▶ _DATASET_:

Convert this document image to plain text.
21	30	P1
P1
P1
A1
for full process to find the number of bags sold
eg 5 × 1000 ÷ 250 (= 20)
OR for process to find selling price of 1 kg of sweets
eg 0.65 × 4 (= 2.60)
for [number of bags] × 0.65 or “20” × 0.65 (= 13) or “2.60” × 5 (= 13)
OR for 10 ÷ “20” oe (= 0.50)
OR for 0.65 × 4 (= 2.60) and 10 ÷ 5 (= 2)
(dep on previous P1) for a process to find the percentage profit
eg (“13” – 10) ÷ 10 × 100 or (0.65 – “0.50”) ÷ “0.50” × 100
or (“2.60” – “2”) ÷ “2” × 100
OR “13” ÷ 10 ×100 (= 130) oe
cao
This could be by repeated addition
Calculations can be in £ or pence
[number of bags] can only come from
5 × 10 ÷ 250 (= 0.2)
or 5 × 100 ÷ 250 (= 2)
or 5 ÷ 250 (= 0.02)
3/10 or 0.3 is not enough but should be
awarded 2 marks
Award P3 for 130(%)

▶ _TO BE DONE_:
Return each entry from the material above exactly as it appears.

▶ _COMPLETE OUTPUT_:
Convert this document image to plain text.
21	30	P1
P1
P1
A1
for full process to find the number of bags sold
eg 5 × 1000 ÷ 250 (= 20)
OR for process to find selling price of 1 kg of sweets
eg 0.65 × 4 (= 2.60)
for [number of bags] × 0.65 or “20” × 0.65 (= 13) or “2.60” × 5 (= 13)
OR for 10 ÷ “20” oe (= 0.50)
OR for 0.65 × 4 (= 2.60) and 10 ÷ 5 (= 2)
(dep on previous P1) for a process to find the percentage profit
eg (“13” – 10) ÷ 10 × 100 or (0.65 – “0.50”) ÷ “0.50” × 100
or (“2.60” – “2”) ÷ “2” × 100
OR “13” ÷ 10 ×100 (= 130) oe
cao
This could be by repeated addition
Calculations can be in £ or pence
[number of bags] can only come from
5 × 10 ÷ 250 (= 0.2)
or 5 × 100 ÷ 250 (= 2)
or 5 ÷ 250 (= 0.02)
3/10 or 0.3 is not enough but should be
awarded 2 marks
Award P3 for 130(%)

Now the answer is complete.